[DATA EXCERPTS]
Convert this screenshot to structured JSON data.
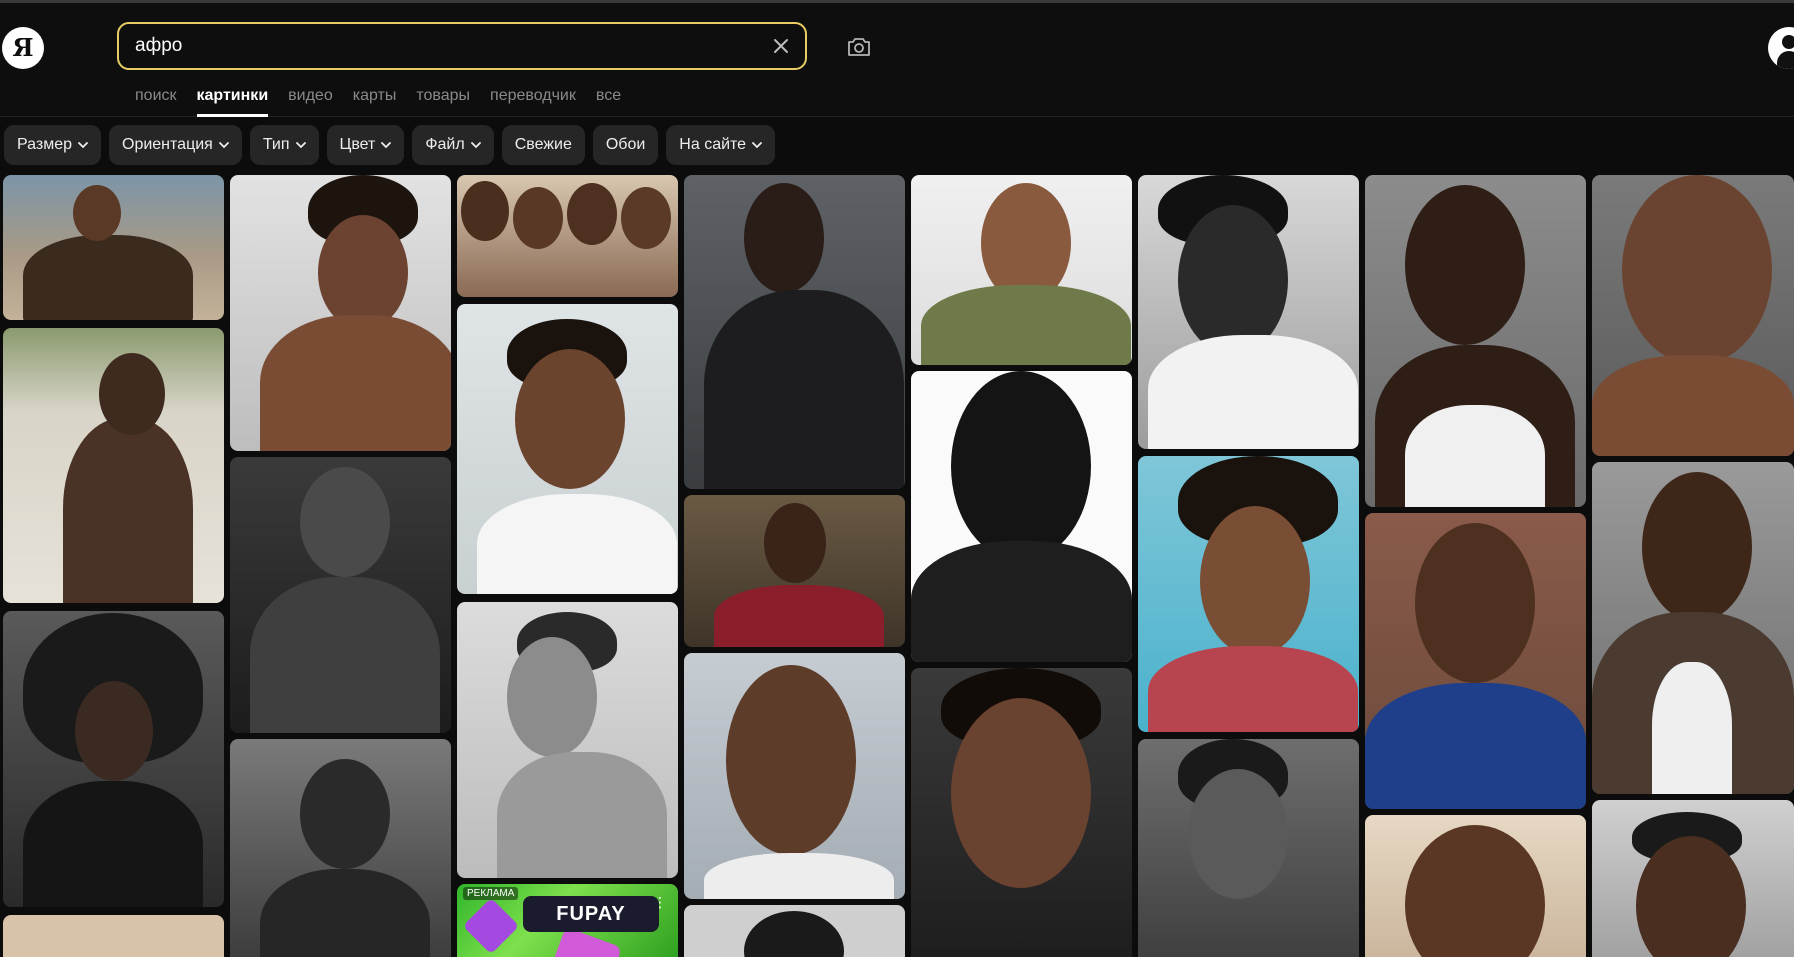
{
  "header": {
    "logo_letter": "Я",
    "search": {
      "value": "афро",
      "placeholder": ""
    },
    "tabs": [
      {
        "label": "поиск",
        "active": false
      },
      {
        "label": "картинки",
        "active": true
      },
      {
        "label": "видео",
        "active": false
      },
      {
        "label": "карты",
        "active": false
      },
      {
        "label": "товары",
        "active": false
      },
      {
        "label": "переводчик",
        "active": false
      },
      {
        "label": "все",
        "active": false
      }
    ]
  },
  "filters": [
    {
      "label": "Размер",
      "dropdown": true
    },
    {
      "label": "Ориентация",
      "dropdown": true
    },
    {
      "label": "Тип",
      "dropdown": true
    },
    {
      "label": "Цвет",
      "dropdown": true
    },
    {
      "label": "Файл",
      "dropdown": true
    },
    {
      "label": "Свежие",
      "dropdown": false
    },
    {
      "label": "Обои",
      "dropdown": false
    },
    {
      "label": "На сайте",
      "dropdown": true
    }
  ],
  "ad": {
    "label": "РЕКЛАМА",
    "brand": "FUPAY",
    "menu": "⋮"
  },
  "colors": {
    "accent_border": "#e7cd63",
    "background": "#0c0c0c",
    "chip_bg": "#262626"
  }
}
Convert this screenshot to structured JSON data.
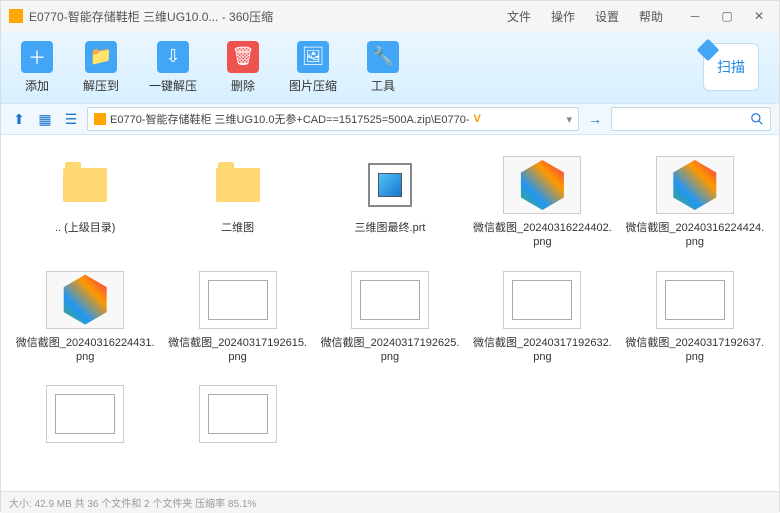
{
  "title": "E0770-智能存储鞋柜 三维UG10.0... - 360压缩",
  "menu": {
    "file": "文件",
    "operation": "操作",
    "settings": "设置",
    "help": "帮助"
  },
  "toolbar": {
    "add": "添加",
    "extract": "解压到",
    "oneclick": "一键解压",
    "delete": "删除",
    "image": "图片压缩",
    "tools": "工具",
    "scan": "扫描"
  },
  "path": "E0770-智能存储鞋柜 三维UG10.0无参+CAD==1517525=500A.zip\\E0770-",
  "items": [
    {
      "type": "folder",
      "label": ".. (上级目录)"
    },
    {
      "type": "folder",
      "label": "二维图"
    },
    {
      "type": "prt",
      "label": "三维图最终.prt"
    },
    {
      "type": "hex3d",
      "label": "微信截图_20240316224402.png"
    },
    {
      "type": "hex3d",
      "label": "微信截图_20240316224424.png"
    },
    {
      "type": "hex3d",
      "label": "微信截图_20240316224431.png"
    },
    {
      "type": "draw",
      "label": "微信截图_20240317192615.png"
    },
    {
      "type": "draw",
      "label": "微信截图_20240317192625.png"
    },
    {
      "type": "draw",
      "label": "微信截图_20240317192632.png"
    },
    {
      "type": "draw",
      "label": "微信截图_20240317192637.png"
    },
    {
      "type": "draw",
      "label": ""
    },
    {
      "type": "draw",
      "label": ""
    }
  ],
  "status": "大小: 42.9 MB 共 36 个文件和 2 个文件夹 压缩率 85.1%"
}
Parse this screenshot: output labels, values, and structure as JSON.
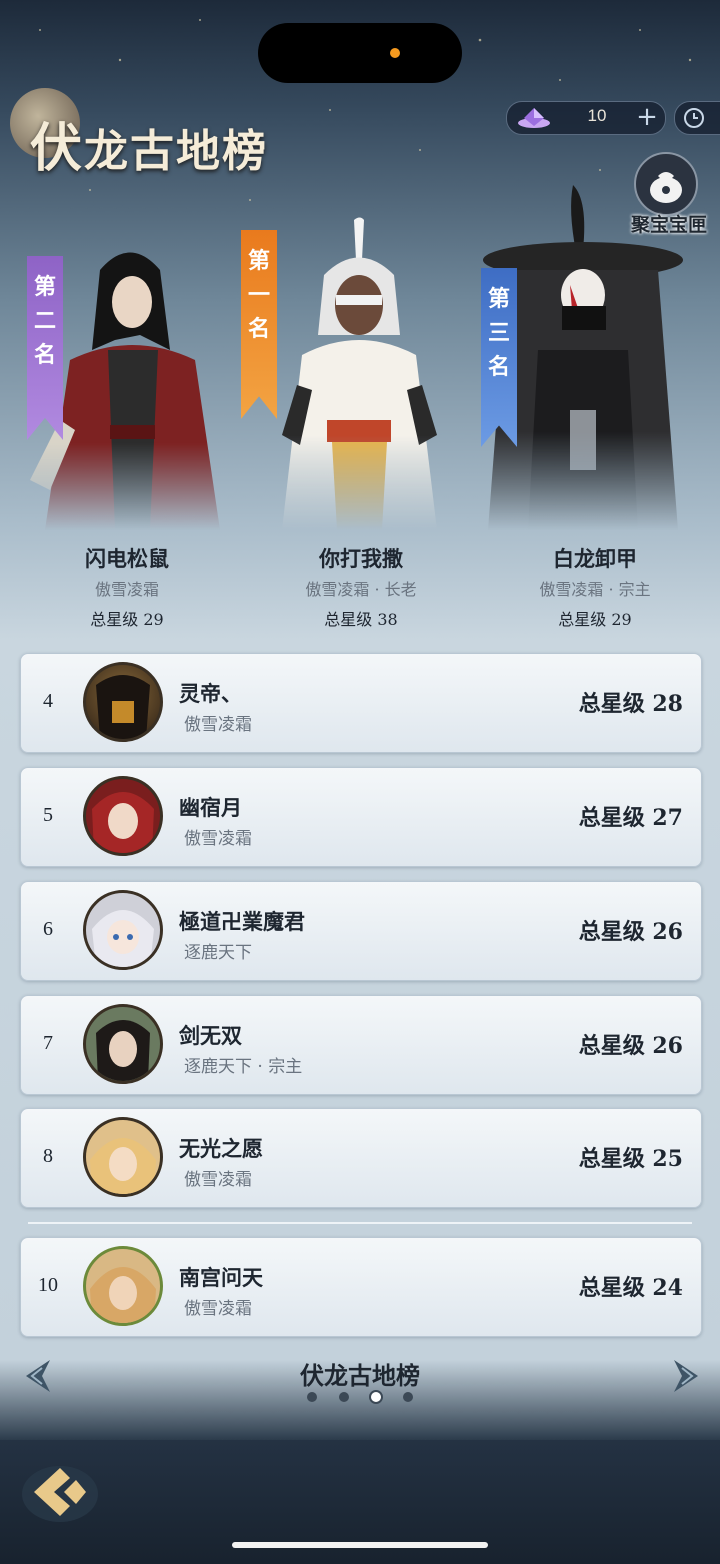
{
  "header": {
    "title_first": "伏",
    "title_rest": "龙古地榜"
  },
  "currency": {
    "value": "10"
  },
  "treasure": {
    "label": "聚宝宝匣"
  },
  "podium": [
    {
      "banner": "第二名",
      "name": "闪电松鼠",
      "guild": "傲雪凌霜",
      "stars": "总星级 29"
    },
    {
      "banner": "第一名",
      "name": "你打我撒",
      "guild": "傲雪凌霜 · 长老",
      "stars": "总星级 38"
    },
    {
      "banner": "第三名",
      "name": "白龙卸甲",
      "guild": "傲雪凌霜 · 宗主",
      "stars": "总星级 29"
    }
  ],
  "rows": [
    {
      "rank": "4",
      "name": "灵帝、",
      "guild": "傲雪凌霜",
      "stars": "总星级 28"
    },
    {
      "rank": "5",
      "name": "幽宿月",
      "guild": "傲雪凌霜",
      "stars": "总星级 27"
    },
    {
      "rank": "6",
      "name": "極道卍業魔君",
      "guild": "逐鹿天下",
      "stars": "总星级 26"
    },
    {
      "rank": "7",
      "name": "剑无双",
      "guild": "逐鹿天下 · 宗主",
      "stars": "总星级 26"
    },
    {
      "rank": "8",
      "name": "无光之愿",
      "guild": "傲雪凌霜",
      "stars": "总星级 25"
    },
    {
      "rank": "10",
      "name": "南宫问天",
      "guild": "傲雪凌霜",
      "stars": "总星级 24"
    }
  ],
  "pager": {
    "title": "伏龙古地榜",
    "pages": 4,
    "current_page": 3
  },
  "icons": [
    "gem-icon",
    "plus-icon",
    "clock-icon",
    "treasure-bag-icon",
    "prev-arrow-icon",
    "next-arrow-icon",
    "back-icon"
  ],
  "colors": {
    "rank1": "#f3a443",
    "rank2": "#b18ae0",
    "rank3": "#6c9be4",
    "panel": "#e6edf2"
  }
}
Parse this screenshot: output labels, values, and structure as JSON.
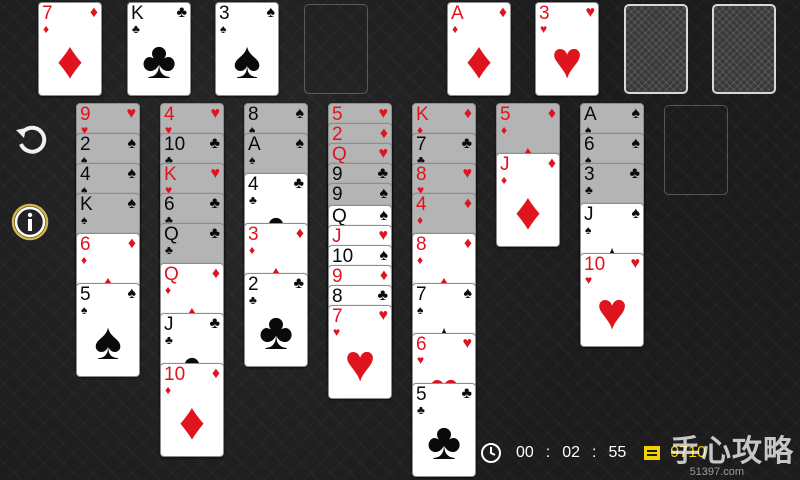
{
  "foundations": [
    {
      "rank": "7",
      "suit": "diamonds"
    },
    {
      "rank": "K",
      "suit": "clubs"
    },
    {
      "rank": "3",
      "suit": "spades"
    },
    null
  ],
  "freecells": [
    {
      "rank": "A",
      "suit": "diamonds"
    },
    {
      "rank": "3",
      "suit": "hearts"
    },
    "back",
    "back"
  ],
  "tableau": [
    [
      {
        "rank": "9",
        "suit": "hearts",
        "dim": true
      },
      {
        "rank": "2",
        "suit": "spades",
        "dim": true
      },
      {
        "rank": "4",
        "suit": "spades",
        "dim": true
      },
      {
        "rank": "K",
        "suit": "spades",
        "dim": true
      },
      {
        "rank": "6",
        "suit": "diamonds"
      },
      {
        "rank": "5",
        "suit": "spades"
      }
    ],
    [
      {
        "rank": "4",
        "suit": "hearts",
        "dim": true
      },
      {
        "rank": "10",
        "suit": "clubs",
        "dim": true
      },
      {
        "rank": "K",
        "suit": "hearts",
        "dim": true
      },
      {
        "rank": "6",
        "suit": "clubs",
        "dim": true
      },
      {
        "rank": "Q",
        "suit": "clubs",
        "dim": true
      },
      {
        "rank": "Q",
        "suit": "diamonds"
      },
      {
        "rank": "J",
        "suit": "clubs"
      },
      {
        "rank": "10",
        "suit": "diamonds"
      }
    ],
    [
      {
        "rank": "8",
        "suit": "spades",
        "dim": true
      },
      {
        "rank": "A",
        "suit": "spades",
        "dim": true
      },
      {
        "rank": "4",
        "suit": "clubs"
      },
      {
        "rank": "3",
        "suit": "diamonds"
      },
      {
        "rank": "2",
        "suit": "clubs"
      }
    ],
    [
      {
        "rank": "5",
        "suit": "hearts",
        "dim": true
      },
      {
        "rank": "2",
        "suit": "diamonds",
        "dim": true
      },
      {
        "rank": "Q",
        "suit": "hearts",
        "dim": true
      },
      {
        "rank": "9",
        "suit": "clubs",
        "dim": true
      },
      {
        "rank": "9",
        "suit": "spades",
        "dim": true
      },
      {
        "rank": "Q",
        "suit": "spades"
      },
      {
        "rank": "J",
        "suit": "hearts"
      },
      {
        "rank": "10",
        "suit": "spades"
      },
      {
        "rank": "9",
        "suit": "diamonds"
      },
      {
        "rank": "8",
        "suit": "clubs"
      },
      {
        "rank": "7",
        "suit": "hearts"
      }
    ],
    [
      {
        "rank": "K",
        "suit": "diamonds",
        "dim": true
      },
      {
        "rank": "7",
        "suit": "clubs",
        "dim": true
      },
      {
        "rank": "8",
        "suit": "hearts",
        "dim": true
      },
      {
        "rank": "4",
        "suit": "diamonds",
        "dim": true
      },
      {
        "rank": "8",
        "suit": "diamonds"
      },
      {
        "rank": "7",
        "suit": "spades"
      },
      {
        "rank": "6",
        "suit": "hearts"
      },
      {
        "rank": "5",
        "suit": "clubs"
      }
    ],
    [
      {
        "rank": "5",
        "suit": "diamonds",
        "dim": true
      },
      {
        "rank": "J",
        "suit": "diamonds"
      }
    ],
    [
      {
        "rank": "A",
        "suit": "spades",
        "dim": true
      },
      {
        "rank": "6",
        "suit": "spades",
        "dim": true
      },
      {
        "rank": "3",
        "suit": "clubs",
        "dim": true
      },
      {
        "rank": "J",
        "suit": "spades"
      },
      {
        "rank": "10",
        "suit": "hearts"
      }
    ],
    []
  ],
  "hud": {
    "time_h": "00",
    "time_sep1": ":",
    "time_m": "02",
    "time_sep2": ":",
    "time_s": "55",
    "score": "9710"
  },
  "icons": {
    "undo": "undo-icon",
    "info": "info-icon",
    "clock": "clock-icon",
    "score": "score-icon"
  },
  "colors": {
    "red": "#e0141e",
    "black": "#0a0a0a",
    "score": "#f2d200"
  },
  "watermark": {
    "main": "手心攻略",
    "sub": "51397.com"
  }
}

[STATED TASK] Count the lines of the material that include the word "score", then report only the total.

[RESPONSE TO THIS TASK] 3